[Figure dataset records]
——

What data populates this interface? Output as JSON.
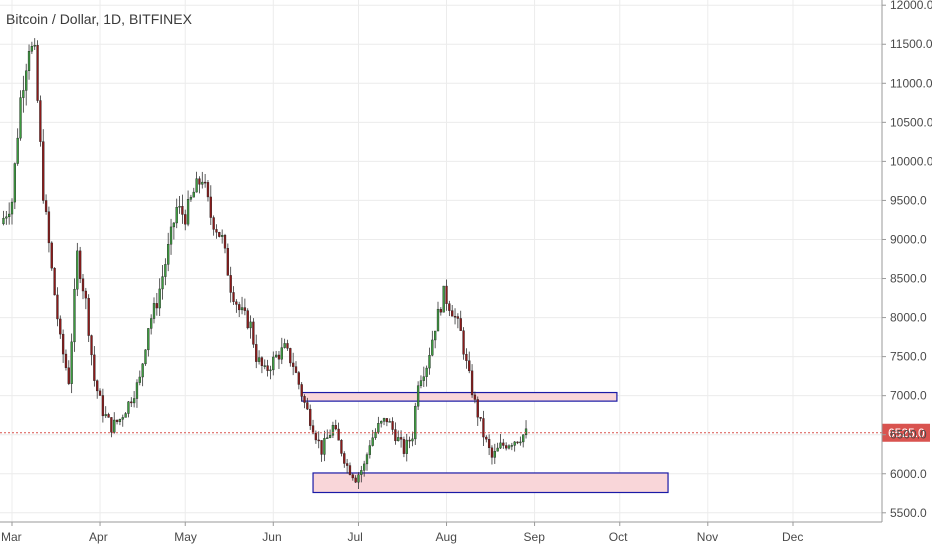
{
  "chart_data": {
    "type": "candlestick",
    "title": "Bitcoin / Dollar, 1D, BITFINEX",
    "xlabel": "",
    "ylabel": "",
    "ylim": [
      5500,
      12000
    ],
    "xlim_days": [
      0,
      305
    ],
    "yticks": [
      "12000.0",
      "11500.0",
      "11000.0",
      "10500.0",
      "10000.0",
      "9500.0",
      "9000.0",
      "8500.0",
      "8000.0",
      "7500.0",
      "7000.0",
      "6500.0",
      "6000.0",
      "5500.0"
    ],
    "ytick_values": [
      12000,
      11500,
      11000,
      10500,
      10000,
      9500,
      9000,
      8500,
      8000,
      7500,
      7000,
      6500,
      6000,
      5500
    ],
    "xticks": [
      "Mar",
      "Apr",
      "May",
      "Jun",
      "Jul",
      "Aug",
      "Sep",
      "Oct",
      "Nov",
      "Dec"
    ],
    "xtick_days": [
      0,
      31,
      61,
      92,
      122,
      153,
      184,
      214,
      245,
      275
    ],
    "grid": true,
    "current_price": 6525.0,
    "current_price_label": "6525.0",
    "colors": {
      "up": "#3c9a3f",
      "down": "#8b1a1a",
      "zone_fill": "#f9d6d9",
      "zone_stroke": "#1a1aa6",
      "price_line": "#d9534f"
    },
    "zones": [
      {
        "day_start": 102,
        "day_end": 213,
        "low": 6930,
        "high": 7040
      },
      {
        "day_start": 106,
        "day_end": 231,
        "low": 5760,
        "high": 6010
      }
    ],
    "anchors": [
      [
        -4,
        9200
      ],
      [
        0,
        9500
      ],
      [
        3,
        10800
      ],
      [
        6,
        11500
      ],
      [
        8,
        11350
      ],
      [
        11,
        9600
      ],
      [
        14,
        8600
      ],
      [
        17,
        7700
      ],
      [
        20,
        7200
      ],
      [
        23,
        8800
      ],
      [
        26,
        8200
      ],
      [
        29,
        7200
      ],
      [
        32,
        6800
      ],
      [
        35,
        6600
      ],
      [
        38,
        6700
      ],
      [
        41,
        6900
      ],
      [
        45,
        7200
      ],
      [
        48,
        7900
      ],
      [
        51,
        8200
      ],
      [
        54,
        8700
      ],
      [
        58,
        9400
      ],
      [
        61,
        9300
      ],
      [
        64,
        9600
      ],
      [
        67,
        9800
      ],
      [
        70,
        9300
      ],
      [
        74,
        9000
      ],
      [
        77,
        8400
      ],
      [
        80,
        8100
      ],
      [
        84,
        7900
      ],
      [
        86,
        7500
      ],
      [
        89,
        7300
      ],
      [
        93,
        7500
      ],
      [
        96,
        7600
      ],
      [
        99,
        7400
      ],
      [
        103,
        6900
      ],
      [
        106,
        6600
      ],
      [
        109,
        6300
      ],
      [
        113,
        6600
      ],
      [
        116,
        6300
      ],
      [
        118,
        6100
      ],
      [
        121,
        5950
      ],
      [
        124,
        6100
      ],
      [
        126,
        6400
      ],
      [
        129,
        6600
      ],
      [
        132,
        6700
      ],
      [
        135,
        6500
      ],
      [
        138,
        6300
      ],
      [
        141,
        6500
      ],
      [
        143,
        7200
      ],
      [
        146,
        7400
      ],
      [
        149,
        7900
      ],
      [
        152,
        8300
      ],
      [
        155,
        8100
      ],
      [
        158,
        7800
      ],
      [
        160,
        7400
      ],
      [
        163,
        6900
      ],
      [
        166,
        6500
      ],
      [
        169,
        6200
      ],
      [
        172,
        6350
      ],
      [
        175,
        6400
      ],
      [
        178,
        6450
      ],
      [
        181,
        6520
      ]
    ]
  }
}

——

Quote every record above exactly, omitting any pictures they contain.

EXPECTED OUTPUT -
What data populates this interface? Output as JSON.
{
  "chart_data": {
    "type": "candlestick",
    "title": "Bitcoin / Dollar, 1D, BITFINEX",
    "xlabel": "",
    "ylabel": "",
    "ylim": [
      5500,
      12000
    ],
    "xlim_days": [
      0,
      305
    ],
    "yticks": [
      "12000.0",
      "11500.0",
      "11000.0",
      "10500.0",
      "10000.0",
      "9500.0",
      "9000.0",
      "8500.0",
      "8000.0",
      "7500.0",
      "7000.0",
      "6500.0",
      "6000.0",
      "5500.0"
    ],
    "ytick_values": [
      12000,
      11500,
      11000,
      10500,
      10000,
      9500,
      9000,
      8500,
      8000,
      7500,
      7000,
      6500,
      6000,
      5500
    ],
    "xticks": [
      "Mar",
      "Apr",
      "May",
      "Jun",
      "Jul",
      "Aug",
      "Sep",
      "Oct",
      "Nov",
      "Dec"
    ],
    "xtick_days": [
      0,
      31,
      61,
      92,
      122,
      153,
      184,
      214,
      245,
      275
    ],
    "grid": true,
    "current_price": 6525.0,
    "current_price_label": "6525.0",
    "colors": {
      "up": "#3c9a3f",
      "down": "#8b1a1a",
      "zone_fill": "#f9d6d9",
      "zone_stroke": "#1a1aa6",
      "price_line": "#d9534f"
    },
    "zones": [
      {
        "day_start": 102,
        "day_end": 213,
        "low": 6930,
        "high": 7040
      },
      {
        "day_start": 106,
        "day_end": 231,
        "low": 5760,
        "high": 6010
      }
    ],
    "anchors": [
      [
        -4,
        9200
      ],
      [
        0,
        9500
      ],
      [
        3,
        10800
      ],
      [
        6,
        11500
      ],
      [
        8,
        11350
      ],
      [
        11,
        9600
      ],
      [
        14,
        8600
      ],
      [
        17,
        7700
      ],
      [
        20,
        7200
      ],
      [
        23,
        8800
      ],
      [
        26,
        8200
      ],
      [
        29,
        7200
      ],
      [
        32,
        6800
      ],
      [
        35,
        6600
      ],
      [
        38,
        6700
      ],
      [
        41,
        6900
      ],
      [
        45,
        7200
      ],
      [
        48,
        7900
      ],
      [
        51,
        8200
      ],
      [
        54,
        8700
      ],
      [
        58,
        9400
      ],
      [
        61,
        9300
      ],
      [
        64,
        9600
      ],
      [
        67,
        9800
      ],
      [
        70,
        9300
      ],
      [
        74,
        9000
      ],
      [
        77,
        8400
      ],
      [
        80,
        8100
      ],
      [
        84,
        7900
      ],
      [
        86,
        7500
      ],
      [
        89,
        7300
      ],
      [
        93,
        7500
      ],
      [
        96,
        7600
      ],
      [
        99,
        7400
      ],
      [
        103,
        6900
      ],
      [
        106,
        6600
      ],
      [
        109,
        6300
      ],
      [
        113,
        6600
      ],
      [
        116,
        6300
      ],
      [
        118,
        6100
      ],
      [
        121,
        5950
      ],
      [
        124,
        6100
      ],
      [
        126,
        6400
      ],
      [
        129,
        6600
      ],
      [
        132,
        6700
      ],
      [
        135,
        6500
      ],
      [
        138,
        6300
      ],
      [
        141,
        6500
      ],
      [
        143,
        7200
      ],
      [
        146,
        7400
      ],
      [
        149,
        7900
      ],
      [
        152,
        8300
      ],
      [
        155,
        8100
      ],
      [
        158,
        7800
      ],
      [
        160,
        7400
      ],
      [
        163,
        6900
      ],
      [
        166,
        6500
      ],
      [
        169,
        6200
      ],
      [
        172,
        6350
      ],
      [
        175,
        6400
      ],
      [
        178,
        6450
      ],
      [
        181,
        6520
      ]
    ]
  }
}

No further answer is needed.